━━ Excerpted data ━━

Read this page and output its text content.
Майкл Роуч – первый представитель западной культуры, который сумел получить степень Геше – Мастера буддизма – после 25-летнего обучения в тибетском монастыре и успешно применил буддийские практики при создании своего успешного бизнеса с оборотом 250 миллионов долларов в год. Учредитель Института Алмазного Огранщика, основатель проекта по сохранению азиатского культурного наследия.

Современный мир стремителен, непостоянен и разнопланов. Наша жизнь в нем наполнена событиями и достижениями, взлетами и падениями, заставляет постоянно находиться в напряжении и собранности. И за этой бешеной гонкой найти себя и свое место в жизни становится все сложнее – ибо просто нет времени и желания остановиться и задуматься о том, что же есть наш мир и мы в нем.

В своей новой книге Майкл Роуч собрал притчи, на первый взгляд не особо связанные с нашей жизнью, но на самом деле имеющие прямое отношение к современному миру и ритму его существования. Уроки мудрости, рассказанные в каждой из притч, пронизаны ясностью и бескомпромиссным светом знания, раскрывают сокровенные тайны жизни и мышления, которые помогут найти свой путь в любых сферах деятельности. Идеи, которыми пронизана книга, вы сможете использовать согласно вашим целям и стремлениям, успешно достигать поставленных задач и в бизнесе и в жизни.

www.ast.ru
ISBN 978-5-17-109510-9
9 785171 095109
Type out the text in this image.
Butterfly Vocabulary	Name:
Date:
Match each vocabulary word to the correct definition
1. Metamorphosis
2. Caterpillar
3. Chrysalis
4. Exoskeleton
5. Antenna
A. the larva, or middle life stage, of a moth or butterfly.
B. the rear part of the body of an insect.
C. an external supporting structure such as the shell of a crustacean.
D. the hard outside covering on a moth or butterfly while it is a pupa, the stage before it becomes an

━━━

§ Exercise aim
Give an exact copy of all the data shown above.

§ Answer for the task
Read this page and output its text content.
Майкл Роуч – первый представитель западной культуры, который сумел получить степень Геше – Мастера буддизма – после 25-летнего обучения в тибетском монастыре и успешно применил буддийские практики при создании своего успешного бизнеса с оборотом 250 миллионов долларов в год. Учредитель Института Алмазного Огранщика, основатель проекта по сохранению азиатского культурного наследия.

Современный мир стремителен, непостоянен и разнопланов. Наша жизнь в нем наполнена событиями и достижениями, взлетами и падениями, заставляет постоянно находиться в напряжении и собранности. И за этой бешеной гонкой найти себя и свое место в жизни становится все сложнее – ибо просто нет времени и желания остановиться и задуматься о том, что же есть наш мир и мы в нем.

В своей новой книге Майкл Роуч собрал притчи, на первый взгляд не особо связанные с нашей жизнью, но на самом деле имеющие прямое отношение к современному миру и ритму его существования. Уроки мудрости, рассказанные в каждой из притч, пронизаны ясностью и бескомпромиссным светом знания, раскрывают сокровенные тайны жизни и мышления, которые помогут найти свой путь в любых сферах деятельности. Идеи, которыми пронизана книга, вы сможете использовать согласно вашим целям и стремлениям, успешно достигать поставленных задач и в бизнесе и в жизни.

www.ast.ru
ISBN 978-5-17-109510-9
9 785171 095109
Type out the text in this image.
Butterfly Vocabulary	Name:
Date:
Match each vocabulary word to the correct definition
1. Metamorphosis
2. Caterpillar
3. Chrysalis
4. Exoskeleton
5. Antenna
A. the larva, or middle life stage, of a moth or butterfly.
B. the rear part of the body of an insect.
C. an external supporting structure such as the shell of a crustacean.
D. the hard outside covering on a moth or butterfly while it is a pupa, the stage before it becomes an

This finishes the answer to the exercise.